Page text.
ObamaCare and the Ryan Plan: One and the Same?


Two plans enter, one plan leaves.

TPM's Brian Beutler ponders the similarities

If you think of the health care system as a highway with unbridled free market private insurance on one end and universal single payer on the other end, then two parties are now approaching each other from opposite directions. Democrats pushed ObamaCare for working-aged people as a move away from unrestrained private insurance, toward a universal program. In trying to dismantle Medicare, Republicans are seeing to rollback a successful example of single payer toward freer market.

They've now awkwardly encountered each other in the middle. The similarities between the two policies creates a dilemma for Republicans who have smeared the health care law as an existential threat to the United States and for Democrats who've attacked the GOP plan as a corporate giveaway and dangerous for seniors.

Thus, most of them deny the chance encounter on the health care highway is even taking place.

Beutler is right that the plans have a lot in common in terms of basic structure. If anything, they have too much in common: As John Graham explains, the newest version of the plan put forth by Rep. Paul Ryan forces seniors to purchase insurance from highly regulated exchanges, much like ObamaCare:

Under the previous Roadmap [the previous Ryan plan], you could have taken the "payment" and used it to "to pay for one of the Medicare certified plans, or any other plan, such as those offered by former employers or available from the private market."…Not any more: Under the current proposal, we'd be forced to choose a plan from a federal "tightly regulated exchange" (p. 47). We need to put this talk of "exchanges" to bed until we finally get rid of ObamaCare.  People rightly associate an exchange with a limited choice of plans selected by a politically appointed board, offering benefits determined by bureaucrats' whims.

Exercise instructions.
#1 According to the post on ObamaCare and the Ryan plan, why do the similarities between the two plans put both parties in a bind? Answer in one to three sentences.
#2 Resume the post on ObamaCare and the Ryan plan after its final sentence.
The data can be ignored.

Dataset.
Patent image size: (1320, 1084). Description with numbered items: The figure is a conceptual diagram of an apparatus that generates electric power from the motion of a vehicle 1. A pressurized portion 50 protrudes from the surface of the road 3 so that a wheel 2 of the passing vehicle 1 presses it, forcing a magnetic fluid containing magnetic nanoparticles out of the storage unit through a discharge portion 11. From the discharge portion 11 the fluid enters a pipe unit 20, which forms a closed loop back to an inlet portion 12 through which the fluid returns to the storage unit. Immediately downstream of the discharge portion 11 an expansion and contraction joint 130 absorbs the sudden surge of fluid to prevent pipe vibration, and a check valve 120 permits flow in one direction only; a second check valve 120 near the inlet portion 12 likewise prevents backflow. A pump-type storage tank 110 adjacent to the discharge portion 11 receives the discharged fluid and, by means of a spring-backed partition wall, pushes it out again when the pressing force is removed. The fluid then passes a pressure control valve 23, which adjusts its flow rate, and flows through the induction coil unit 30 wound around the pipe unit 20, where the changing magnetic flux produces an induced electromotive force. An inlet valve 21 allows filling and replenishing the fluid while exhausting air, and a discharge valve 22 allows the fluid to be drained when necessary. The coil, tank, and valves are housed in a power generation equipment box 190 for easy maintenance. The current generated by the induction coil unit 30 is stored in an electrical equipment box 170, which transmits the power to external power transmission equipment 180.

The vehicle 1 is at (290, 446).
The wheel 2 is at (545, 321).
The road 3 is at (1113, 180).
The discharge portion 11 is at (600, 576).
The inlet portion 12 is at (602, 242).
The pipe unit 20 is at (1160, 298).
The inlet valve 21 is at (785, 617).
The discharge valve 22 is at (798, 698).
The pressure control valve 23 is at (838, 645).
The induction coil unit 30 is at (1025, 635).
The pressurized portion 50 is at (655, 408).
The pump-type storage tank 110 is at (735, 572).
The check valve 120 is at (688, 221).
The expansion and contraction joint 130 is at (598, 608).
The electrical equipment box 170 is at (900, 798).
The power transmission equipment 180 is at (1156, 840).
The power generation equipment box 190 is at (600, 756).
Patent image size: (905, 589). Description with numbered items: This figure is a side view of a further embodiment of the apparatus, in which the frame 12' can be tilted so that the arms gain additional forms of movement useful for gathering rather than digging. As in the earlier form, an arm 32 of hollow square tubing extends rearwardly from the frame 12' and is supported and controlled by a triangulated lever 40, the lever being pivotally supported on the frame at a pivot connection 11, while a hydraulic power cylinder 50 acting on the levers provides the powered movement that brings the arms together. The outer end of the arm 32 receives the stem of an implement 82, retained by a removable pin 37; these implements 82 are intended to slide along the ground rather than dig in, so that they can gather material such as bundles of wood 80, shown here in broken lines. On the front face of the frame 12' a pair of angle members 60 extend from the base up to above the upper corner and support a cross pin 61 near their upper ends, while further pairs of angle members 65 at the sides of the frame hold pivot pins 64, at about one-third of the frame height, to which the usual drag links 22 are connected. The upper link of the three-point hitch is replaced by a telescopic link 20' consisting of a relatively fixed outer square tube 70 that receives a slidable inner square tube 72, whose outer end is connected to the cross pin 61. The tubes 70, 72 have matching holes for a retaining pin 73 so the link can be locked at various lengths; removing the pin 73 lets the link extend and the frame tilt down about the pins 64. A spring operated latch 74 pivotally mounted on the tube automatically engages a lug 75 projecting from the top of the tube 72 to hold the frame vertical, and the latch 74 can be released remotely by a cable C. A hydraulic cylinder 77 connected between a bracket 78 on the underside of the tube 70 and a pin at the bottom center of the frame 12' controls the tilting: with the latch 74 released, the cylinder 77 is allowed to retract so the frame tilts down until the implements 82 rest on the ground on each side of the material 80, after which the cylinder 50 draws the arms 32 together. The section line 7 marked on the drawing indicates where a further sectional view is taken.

Responses to the tasks.
#1 Republicans have smeared the health care law as an existential threat to the United States. Democrats have attacked the GOP plan as a corporate giveaway that is dangerous for seniors. Admitting the plans are alike would undercut both attacks.

#2
It's a closed, government-controlled market, which not only limits choice, but also limits potential gains from competition.

But in its broad strokes, it's still better than the status quo alternative. That's because there's a crucial and obvious difference between Ryan's premium support proposal and ObamaCare's subsidy system: Ryan's plan is a plan to reform and preserve an existing entitlement while capping per-beneficiary spending and adding a small measure of insurer competition to the market; ObamaCare creates a brand new entitlement that, if the Massachusetts plan its based on is any indication, is likely to cost far more than advertised. Medicare has $36 trillion in unfunded liabilities. According to the Congressional Budget Office, it's set to go bankrupt in 2021—even with the supposed savings in ObamaCare. As even Obama has acknolwedged, the program, along with Medicaid, represents the biggest single driver of the federal debt. Its costs are rising so fast, in other words, that it won't last without a major cost-saving fix. Perhaps, as Obama's Medicare director Donald Berwick argues, those savings can be generated by providing smarter, more efficient care designed by new and improved Medicare bureaucrats. But I wouldn't bet on it.

The primary goal for legislators designing health policy should be to bring our unsustainable public spending under control. That's what Ryan's plan is designed, however imperfectly, to do. ObamaCare, on the other, was created first and foremost to expand insurance coverage, with the hope of maybe, just maybe, controlling costs later.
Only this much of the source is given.